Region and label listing

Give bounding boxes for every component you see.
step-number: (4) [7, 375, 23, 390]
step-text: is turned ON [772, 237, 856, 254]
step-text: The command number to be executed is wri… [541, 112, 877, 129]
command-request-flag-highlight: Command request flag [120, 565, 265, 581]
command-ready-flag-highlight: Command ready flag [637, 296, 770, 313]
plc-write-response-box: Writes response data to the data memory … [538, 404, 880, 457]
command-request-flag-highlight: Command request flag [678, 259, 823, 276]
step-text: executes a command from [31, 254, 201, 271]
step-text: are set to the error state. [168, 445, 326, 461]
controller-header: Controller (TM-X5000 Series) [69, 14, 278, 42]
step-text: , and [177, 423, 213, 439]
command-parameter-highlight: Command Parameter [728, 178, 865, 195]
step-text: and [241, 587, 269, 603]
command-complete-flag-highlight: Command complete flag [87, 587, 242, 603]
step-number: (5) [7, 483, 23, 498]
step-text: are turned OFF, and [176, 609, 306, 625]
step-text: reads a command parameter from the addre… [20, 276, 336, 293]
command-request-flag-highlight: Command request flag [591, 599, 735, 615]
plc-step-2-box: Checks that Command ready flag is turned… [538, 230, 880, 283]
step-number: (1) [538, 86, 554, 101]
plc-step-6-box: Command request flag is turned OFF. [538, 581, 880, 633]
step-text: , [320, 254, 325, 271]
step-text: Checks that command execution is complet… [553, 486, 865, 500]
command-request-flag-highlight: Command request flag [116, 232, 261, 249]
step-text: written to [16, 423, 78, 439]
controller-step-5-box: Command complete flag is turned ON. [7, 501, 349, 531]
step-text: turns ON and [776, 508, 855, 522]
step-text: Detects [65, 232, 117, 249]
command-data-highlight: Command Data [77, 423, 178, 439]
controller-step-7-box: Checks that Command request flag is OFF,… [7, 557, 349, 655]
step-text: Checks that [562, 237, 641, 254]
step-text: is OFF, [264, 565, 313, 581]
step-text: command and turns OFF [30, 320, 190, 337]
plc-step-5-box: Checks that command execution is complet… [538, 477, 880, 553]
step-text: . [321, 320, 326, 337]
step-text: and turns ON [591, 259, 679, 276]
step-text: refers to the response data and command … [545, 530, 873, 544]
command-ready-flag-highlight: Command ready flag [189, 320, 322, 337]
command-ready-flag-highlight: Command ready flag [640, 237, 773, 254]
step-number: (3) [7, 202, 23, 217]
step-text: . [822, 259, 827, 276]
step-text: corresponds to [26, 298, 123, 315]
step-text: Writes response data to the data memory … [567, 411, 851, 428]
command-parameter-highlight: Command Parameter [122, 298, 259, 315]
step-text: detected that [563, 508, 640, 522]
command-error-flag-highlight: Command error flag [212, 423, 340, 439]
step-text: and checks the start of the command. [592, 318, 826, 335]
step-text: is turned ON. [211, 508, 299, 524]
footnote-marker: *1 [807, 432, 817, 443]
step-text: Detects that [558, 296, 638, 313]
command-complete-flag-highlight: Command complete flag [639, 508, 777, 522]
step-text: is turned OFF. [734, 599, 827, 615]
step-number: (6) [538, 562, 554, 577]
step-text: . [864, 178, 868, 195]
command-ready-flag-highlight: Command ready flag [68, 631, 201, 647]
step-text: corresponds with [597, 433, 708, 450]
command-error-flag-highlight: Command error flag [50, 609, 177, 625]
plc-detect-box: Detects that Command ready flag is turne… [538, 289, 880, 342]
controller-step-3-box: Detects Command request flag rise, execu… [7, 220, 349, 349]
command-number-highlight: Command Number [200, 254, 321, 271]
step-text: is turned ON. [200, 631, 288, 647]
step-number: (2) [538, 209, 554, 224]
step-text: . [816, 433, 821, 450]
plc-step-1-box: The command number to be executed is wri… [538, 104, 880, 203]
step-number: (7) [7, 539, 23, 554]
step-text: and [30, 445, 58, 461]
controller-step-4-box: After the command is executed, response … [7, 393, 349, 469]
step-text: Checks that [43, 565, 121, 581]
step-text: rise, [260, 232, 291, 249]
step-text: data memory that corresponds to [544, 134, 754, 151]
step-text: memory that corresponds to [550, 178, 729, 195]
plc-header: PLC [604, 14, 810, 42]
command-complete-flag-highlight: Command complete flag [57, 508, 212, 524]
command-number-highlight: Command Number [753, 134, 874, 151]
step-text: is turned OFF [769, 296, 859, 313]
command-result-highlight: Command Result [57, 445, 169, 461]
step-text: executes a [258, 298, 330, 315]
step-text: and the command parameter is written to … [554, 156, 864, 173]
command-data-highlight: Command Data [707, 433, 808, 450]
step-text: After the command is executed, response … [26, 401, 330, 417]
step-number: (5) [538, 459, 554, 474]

Aim of the exercise —
Convert every line of the listing above into a Markdown table with two columns, Row and Entry. Number the rows in order under Row, put each line under Entry, and skip any blank lines.

Correct response —
| Row | Entry |
|---|---|
| 1 | Give bounding boxes for every component you see. |
| 2 | step-number: (4) [7, 375, 23, 390] |
| 3 | step-text: is turned ON [772, 237, 856, 254] |
| 4 | step-text: The command number to be executed is wri… [541, 112, 877, 129] |
| 5 | command-request-flag-highlight: Command request flag [120, 565, 265, 581] |
| 6 | command-ready-flag-highlight: Command ready flag [637, 296, 770, 313] |
| 7 | plc-write-response-box: Writes response data to the data memory … [538, 404, 880, 457] |
| 8 | command-request-flag-highlight: Command request flag [678, 259, 823, 276] |
| 9 | step-text: executes a command from [31, 254, 201, 271] |
| 10 | step-text: are set to the error state. [168, 445, 326, 461] |
| 11 | controller-header: Controller (TM-X5000 Series) [69, 14, 278, 42] |
| 12 | step-text: , and [177, 423, 213, 439] |
| 13 | command-parameter-highlight: Command Parameter [728, 178, 865, 195] |
| 14 | step-text: and [241, 587, 269, 603] |
| 15 | command-complete-flag-highlight: Command complete flag [87, 587, 242, 603] |
| 16 | step-number: (5) [7, 483, 23, 498] |
| 17 | step-text: are turned OFF, and [176, 609, 306, 625] |
| 18 | step-text: reads a command parameter from the addre… [20, 276, 336, 293] |
| 19 | command-request-flag-highlight: Command request flag [591, 599, 735, 615] |
| 20 | plc-step-2-box: Checks that Command ready flag is turned… [538, 230, 880, 283] |
| 21 | step-number: (1) [538, 86, 554, 101] |
| 22 | plc-step-6-box: Command request flag is turned OFF. [538, 581, 880, 633] |
| 23 | step-text: , [320, 254, 325, 271] |
| 24 | step-text: Checks that command execution is complet… [553, 486, 865, 500] |
| 25 | command-request-flag-highlight: Command request flag [116, 232, 261, 249] |
| 26 | step-text: written to [16, 423, 78, 439] |
| 27 | controller-step-5-box: Command complete flag is turned ON. [7, 501, 349, 531] |
| 28 | step-text: turns ON and [776, 508, 855, 522] |
| 29 | step-text: Detects [65, 232, 117, 249] |
| 30 | command-data-highlight: Command Data [77, 423, 178, 439] |
| 31 | controller-step-7-box: Checks that Command request flag is OFF,… [7, 557, 349, 655] |
| 32 | step-text: Checks that [562, 237, 641, 254] |
| 33 | step-text: is OFF, [264, 565, 313, 581] |
| 34 | step-text: command and turns OFF [30, 320, 190, 337] |
| 35 | plc-step-5-box: Checks that command execution is complet… [538, 477, 880, 553] |
| 36 | step-text: . [321, 320, 326, 337] |
| 37 | step-text: and turns ON [591, 259, 679, 276] |
| 38 | step-text: refers to the response data and command … [545, 530, 873, 544] |
| 39 | command-ready-flag-highlight: Command ready flag [189, 320, 322, 337] |
| 40 | command-ready-flag-highlight: Command ready flag [640, 237, 773, 254] |
| 41 | step-number: (3) [7, 202, 23, 217] |
| 42 | step-text: . [822, 259, 827, 276] |
| 43 | step-text: corresponds to [26, 298, 123, 315] |
| 44 | step-text: Writes response data to the data memory … [567, 411, 851, 428] |
| 45 | command-parameter-highlight: Command Parameter [122, 298, 259, 315] |
| 46 | step-text: detected that [563, 508, 640, 522] |
| 47 | command-error-flag-highlight: Command error flag [212, 423, 340, 439] |
| 48 | step-text: and checks the start of the command. [592, 318, 826, 335] |
| 49 | step-text: is turned ON. [211, 508, 299, 524] |
| 50 | footnote-marker: *1 [807, 432, 817, 443] |
| 51 | step-text: Detects that [558, 296, 638, 313] |
| 52 | command-complete-flag-highlight: Command complete flag [639, 508, 777, 522] |
| 53 | step-text: is turned OFF. [734, 599, 827, 615] |
| 54 | step-number: (6) [538, 562, 554, 577] |
| 55 | step-text: . [864, 178, 868, 195] |
| 56 | command-ready-flag-highlight: Command ready flag [68, 631, 201, 647] |
| 57 | step-text: corresponds with [597, 433, 708, 450] |
| 58 | command-error-flag-highlight: Command error flag [50, 609, 177, 625] |
| 59 | plc-detect-box: Detects that Command ready flag is turne… [538, 289, 880, 342] |
| 60 | controller-step-3-box: Detects Command request flag rise, execu… [7, 220, 349, 349] |
| 61 | command-number-highlight: Command Number [200, 254, 321, 271] |
| 62 | step-text: is turned ON. [200, 631, 288, 647] |
| 63 | step-number: (2) [538, 209, 554, 224] |
| 64 | step-text: . [816, 433, 821, 450] |
| 65 | plc-step-1-box: The command number to be executed is wri… [538, 104, 880, 203] |
| 66 | step-number: (7) [7, 539, 23, 554] |
| 67 | step-text: and [30, 445, 58, 461] |
| 68 | controller-step-4-box: After the command is executed, response … [7, 393, 349, 469] |
| 69 | step-text: Checks that [43, 565, 121, 581] |
| 70 | step-text: rise, [260, 232, 291, 249] |
| 71 | step-text: data memory that corresponds to [544, 134, 754, 151] |
| 72 | step-text: memory that corresponds to [550, 178, 729, 195] |
| 73 | plc-header: PLC [604, 14, 810, 42] |
| 74 | command-complete-flag-highlight: Command complete flag [57, 508, 212, 524] |
| 75 | command-number-highlight: Command Number [753, 134, 874, 151] |
| 76 | step-text: is turned OFF [769, 296, 859, 313] |
| 77 | command-result-highlight: Command Result [57, 445, 169, 461] |
| 78 | step-text: executes a [258, 298, 330, 315] |
| 79 | step-text: and the command parameter is written to … [554, 156, 864, 173] |
| 80 | command-data-highlight: Command Data [707, 433, 808, 450] |
| 81 | step-text: After the command is executed, response … [26, 401, 330, 417] |
| 82 | step-number: (5) [538, 459, 554, 474] |